- [PROBLEM DETAILS] How many lines in the records below contain the word "Scaling"? Give only the number.

(Records about charts and figures)
***
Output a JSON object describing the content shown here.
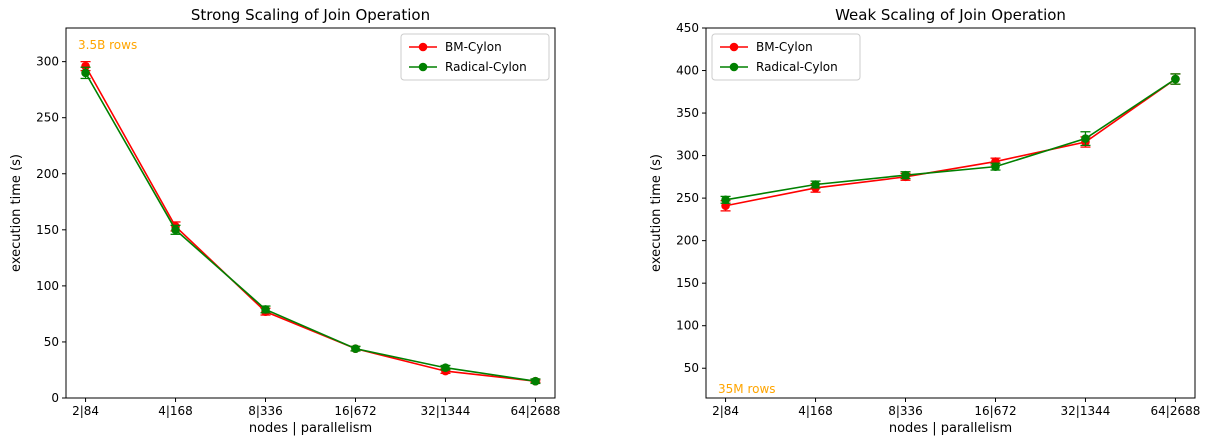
{
  "colors": {
    "bm": "#ff0000",
    "radical": "#008000",
    "annotation": "#ffa500"
  },
  "chart_data": [
    {
      "type": "line",
      "title": "Strong Scaling of Join Operation",
      "xlabel": "nodes | parallelism",
      "ylabel": "execution time (s)",
      "categories": [
        "2|84",
        "4|168",
        "8|336",
        "16|672",
        "32|1344",
        "64|2688"
      ],
      "ylim": [
        0,
        330
      ],
      "yticks": [
        0,
        50,
        100,
        150,
        200,
        250,
        300
      ],
      "annotation": "3.5B rows",
      "legend": "top-right",
      "series": [
        {
          "name": "BM-Cylon",
          "color": "#ff0000",
          "values": [
            296,
            153,
            77,
            44,
            24,
            15
          ],
          "errors": [
            4,
            4,
            3,
            2,
            2,
            1
          ]
        },
        {
          "name": "Radical-Cylon",
          "color": "#008000",
          "values": [
            290,
            150,
            79,
            44,
            27,
            15
          ],
          "errors": [
            5,
            4,
            3,
            2,
            2,
            2
          ]
        }
      ]
    },
    {
      "type": "line",
      "title": "Weak Scaling of Join Operation",
      "xlabel": "nodes | parallelism",
      "ylabel": "execution time (s)",
      "categories": [
        "2|84",
        "4|168",
        "8|336",
        "16|672",
        "32|1344",
        "64|2688"
      ],
      "ylim": [
        15,
        450
      ],
      "yticks": [
        50,
        100,
        150,
        200,
        250,
        300,
        350,
        400,
        450
      ],
      "annotation": "35M rows",
      "legend": "top-left",
      "series": [
        {
          "name": "BM-Cylon",
          "color": "#ff0000",
          "values": [
            241,
            262,
            275,
            293,
            316,
            390
          ],
          "errors": [
            6,
            5,
            4,
            4,
            6,
            6
          ]
        },
        {
          "name": "Radical-Cylon",
          "color": "#008000",
          "values": [
            248,
            266,
            277,
            287,
            320,
            390
          ],
          "errors": [
            4,
            4,
            4,
            4,
            8,
            6
          ]
        }
      ]
    }
  ]
}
***
- [REPLY TO THE EXERCISE] 2